— Begin Data entries —

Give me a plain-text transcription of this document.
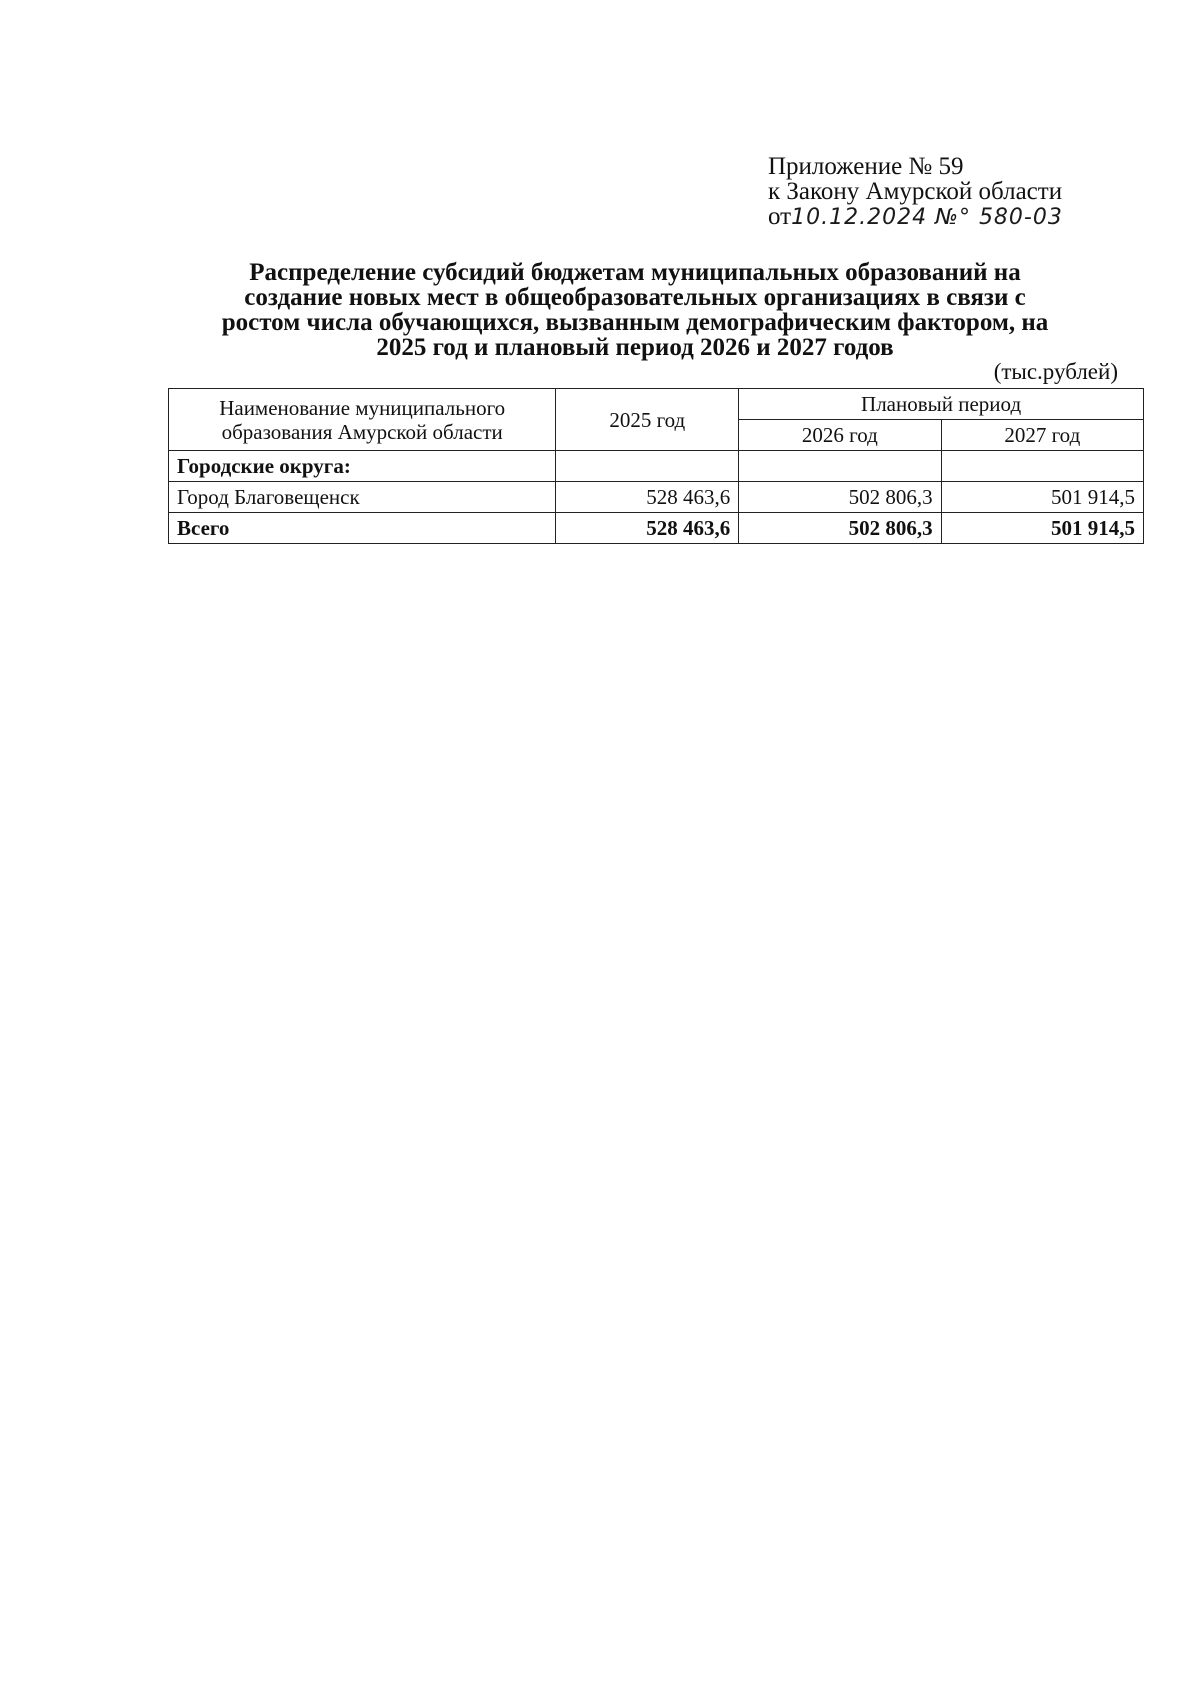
Приложение № 59
к Закону Амурской области
от10.12.2024 №° 580-03
Распределение субсидий бюджетам муниципальных образований на
создание новых мест в общеобразовательных организациях в связи с
ростом числа обучающихся, вызванным демографическим фактором, на
2025 год и плановый период 2026 и 2027 годов
(тыс.рублей)
Наименование муниципального
образования Амурской области	2025 год	Плановый период	
		2026 год	2027 год
Городские округа:			
Город Благовещенск	528 463,6	502 806,3	501 914,5
Всего	528 463,6	502 806,3	501 914,5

— End Data entries —

◆ **Your task**: Quote all of the entries word for word, omitting any pictures.

◆ **Answer to the problem**:
Give me a plain-text transcription of this document.
Приложение № 59
к Закону Амурской области
от10.12.2024 №° 580-03
Распределение субсидий бюджетам муниципальных образований на
создание новых мест в общеобразовательных организациях в связи с
ростом числа обучающихся, вызванным демографическим фактором, на
2025 год и плановый период 2026 и 2027 годов
(тыс.рублей)
Наименование муниципального
образования Амурской области	2025 год	Плановый период	
		2026 год	2027 год
Городские округа:			
Город Благовещенск	528 463,6	502 806,3	501 914,5
Всего	528 463,6	502 806,3	501 914,5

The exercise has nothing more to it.